**Exercise details**
Extract every line that includes the string "Detent".

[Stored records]
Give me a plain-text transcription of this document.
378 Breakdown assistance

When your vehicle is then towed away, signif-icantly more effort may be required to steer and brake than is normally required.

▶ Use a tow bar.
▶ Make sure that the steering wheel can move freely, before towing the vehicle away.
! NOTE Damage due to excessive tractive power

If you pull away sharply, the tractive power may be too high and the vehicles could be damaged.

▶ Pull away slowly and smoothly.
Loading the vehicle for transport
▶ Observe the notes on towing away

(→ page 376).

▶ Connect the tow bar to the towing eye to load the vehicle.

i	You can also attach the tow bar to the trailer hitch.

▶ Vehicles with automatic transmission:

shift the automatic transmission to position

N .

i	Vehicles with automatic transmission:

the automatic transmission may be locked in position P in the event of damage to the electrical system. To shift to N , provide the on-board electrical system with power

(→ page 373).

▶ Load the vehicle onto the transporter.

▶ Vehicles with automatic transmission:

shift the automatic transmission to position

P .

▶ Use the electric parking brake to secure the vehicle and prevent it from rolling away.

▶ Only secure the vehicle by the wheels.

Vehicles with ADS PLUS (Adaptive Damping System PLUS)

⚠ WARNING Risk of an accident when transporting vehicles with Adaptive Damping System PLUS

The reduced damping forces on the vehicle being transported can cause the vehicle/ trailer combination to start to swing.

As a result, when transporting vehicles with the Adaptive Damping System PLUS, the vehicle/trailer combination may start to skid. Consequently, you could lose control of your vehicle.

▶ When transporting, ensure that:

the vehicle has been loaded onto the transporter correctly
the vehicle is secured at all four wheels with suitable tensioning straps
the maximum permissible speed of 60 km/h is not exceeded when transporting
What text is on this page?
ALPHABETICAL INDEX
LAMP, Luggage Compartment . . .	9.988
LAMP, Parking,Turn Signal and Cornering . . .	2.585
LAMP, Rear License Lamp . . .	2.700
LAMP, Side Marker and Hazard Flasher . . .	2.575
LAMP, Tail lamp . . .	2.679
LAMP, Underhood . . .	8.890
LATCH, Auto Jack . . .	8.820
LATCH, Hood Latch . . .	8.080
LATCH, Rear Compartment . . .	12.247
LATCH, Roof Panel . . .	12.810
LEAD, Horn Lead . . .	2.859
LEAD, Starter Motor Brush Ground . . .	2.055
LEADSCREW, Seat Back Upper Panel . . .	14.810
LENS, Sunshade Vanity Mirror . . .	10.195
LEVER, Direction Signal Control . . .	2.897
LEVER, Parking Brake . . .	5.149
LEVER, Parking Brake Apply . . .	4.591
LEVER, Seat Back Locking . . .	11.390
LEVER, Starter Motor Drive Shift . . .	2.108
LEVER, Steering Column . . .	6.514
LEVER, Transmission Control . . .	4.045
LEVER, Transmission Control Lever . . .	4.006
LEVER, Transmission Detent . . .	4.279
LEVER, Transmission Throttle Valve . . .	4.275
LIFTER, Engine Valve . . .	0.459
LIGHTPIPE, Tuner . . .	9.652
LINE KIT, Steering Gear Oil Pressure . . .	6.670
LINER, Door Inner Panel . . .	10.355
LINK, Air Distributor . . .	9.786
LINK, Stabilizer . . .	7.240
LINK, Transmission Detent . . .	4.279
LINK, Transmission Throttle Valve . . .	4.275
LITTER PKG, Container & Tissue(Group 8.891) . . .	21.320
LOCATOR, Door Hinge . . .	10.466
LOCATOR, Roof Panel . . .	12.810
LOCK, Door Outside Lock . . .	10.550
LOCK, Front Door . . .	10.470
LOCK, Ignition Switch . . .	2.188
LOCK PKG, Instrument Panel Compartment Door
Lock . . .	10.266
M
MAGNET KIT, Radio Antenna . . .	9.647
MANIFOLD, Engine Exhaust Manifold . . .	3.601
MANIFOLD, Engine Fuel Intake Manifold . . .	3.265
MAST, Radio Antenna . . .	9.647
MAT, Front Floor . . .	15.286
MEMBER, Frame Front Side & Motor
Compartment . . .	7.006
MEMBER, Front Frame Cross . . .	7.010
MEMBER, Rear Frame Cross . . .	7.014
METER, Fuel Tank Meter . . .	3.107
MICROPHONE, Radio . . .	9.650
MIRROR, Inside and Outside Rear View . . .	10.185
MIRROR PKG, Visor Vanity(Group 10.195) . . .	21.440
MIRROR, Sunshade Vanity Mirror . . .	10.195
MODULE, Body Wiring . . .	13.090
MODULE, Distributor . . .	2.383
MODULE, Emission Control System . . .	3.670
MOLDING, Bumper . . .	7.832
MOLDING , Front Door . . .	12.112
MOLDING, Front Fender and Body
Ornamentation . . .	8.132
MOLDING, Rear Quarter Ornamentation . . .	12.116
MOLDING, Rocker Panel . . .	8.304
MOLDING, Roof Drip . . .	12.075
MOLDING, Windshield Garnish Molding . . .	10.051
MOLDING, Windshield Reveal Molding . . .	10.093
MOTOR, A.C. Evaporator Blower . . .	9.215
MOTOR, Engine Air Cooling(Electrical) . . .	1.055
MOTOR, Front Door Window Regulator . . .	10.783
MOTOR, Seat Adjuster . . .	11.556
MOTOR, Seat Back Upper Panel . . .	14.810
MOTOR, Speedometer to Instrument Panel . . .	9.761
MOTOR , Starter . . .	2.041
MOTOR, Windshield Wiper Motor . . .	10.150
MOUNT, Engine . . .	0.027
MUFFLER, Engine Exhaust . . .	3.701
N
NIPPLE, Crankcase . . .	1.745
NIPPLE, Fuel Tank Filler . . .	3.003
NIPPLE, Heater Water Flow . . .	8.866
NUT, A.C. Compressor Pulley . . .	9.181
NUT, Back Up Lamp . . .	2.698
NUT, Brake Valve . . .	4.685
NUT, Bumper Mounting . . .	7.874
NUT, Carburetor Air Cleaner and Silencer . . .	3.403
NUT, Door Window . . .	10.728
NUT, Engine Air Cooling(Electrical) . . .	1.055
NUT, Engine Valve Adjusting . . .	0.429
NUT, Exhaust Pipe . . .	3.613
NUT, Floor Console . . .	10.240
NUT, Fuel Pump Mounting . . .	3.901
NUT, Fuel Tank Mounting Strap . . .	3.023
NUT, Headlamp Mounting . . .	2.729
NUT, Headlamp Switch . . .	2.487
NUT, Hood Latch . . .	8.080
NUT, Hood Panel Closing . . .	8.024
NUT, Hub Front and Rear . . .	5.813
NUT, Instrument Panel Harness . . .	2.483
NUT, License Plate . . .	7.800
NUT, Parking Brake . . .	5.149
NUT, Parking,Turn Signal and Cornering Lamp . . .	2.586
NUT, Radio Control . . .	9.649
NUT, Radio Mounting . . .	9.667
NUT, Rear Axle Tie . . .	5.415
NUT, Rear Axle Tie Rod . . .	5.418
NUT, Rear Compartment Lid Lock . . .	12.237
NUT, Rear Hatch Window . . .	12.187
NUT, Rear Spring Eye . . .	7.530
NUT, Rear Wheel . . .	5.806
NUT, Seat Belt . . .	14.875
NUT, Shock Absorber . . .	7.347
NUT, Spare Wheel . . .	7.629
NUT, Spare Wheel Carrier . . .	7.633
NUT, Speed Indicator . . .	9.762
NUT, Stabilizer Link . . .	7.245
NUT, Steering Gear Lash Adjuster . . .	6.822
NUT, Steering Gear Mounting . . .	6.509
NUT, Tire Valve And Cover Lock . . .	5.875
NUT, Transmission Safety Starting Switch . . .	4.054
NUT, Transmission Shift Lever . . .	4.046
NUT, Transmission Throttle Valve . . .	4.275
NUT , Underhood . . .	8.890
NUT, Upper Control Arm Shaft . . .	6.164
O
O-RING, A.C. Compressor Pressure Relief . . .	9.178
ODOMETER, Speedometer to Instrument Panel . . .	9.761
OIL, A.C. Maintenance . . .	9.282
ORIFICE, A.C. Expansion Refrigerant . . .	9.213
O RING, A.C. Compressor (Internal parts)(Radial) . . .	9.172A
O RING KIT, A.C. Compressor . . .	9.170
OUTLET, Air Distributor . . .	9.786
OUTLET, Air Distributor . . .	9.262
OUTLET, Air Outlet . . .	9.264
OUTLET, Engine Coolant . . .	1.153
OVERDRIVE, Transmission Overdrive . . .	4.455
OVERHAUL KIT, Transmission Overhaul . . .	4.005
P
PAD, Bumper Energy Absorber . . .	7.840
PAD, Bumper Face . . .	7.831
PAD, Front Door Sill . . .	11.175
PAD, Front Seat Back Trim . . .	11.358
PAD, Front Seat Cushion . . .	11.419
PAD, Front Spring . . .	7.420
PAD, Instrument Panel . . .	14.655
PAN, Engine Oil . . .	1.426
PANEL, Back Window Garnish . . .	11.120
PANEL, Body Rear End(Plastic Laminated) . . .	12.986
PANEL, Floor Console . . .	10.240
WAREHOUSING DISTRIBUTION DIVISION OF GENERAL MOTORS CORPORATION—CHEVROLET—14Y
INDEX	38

**Response to this task**
LEVER, Transmission Detent . . .	4.279
LINK, Transmission Detent . . .	4.279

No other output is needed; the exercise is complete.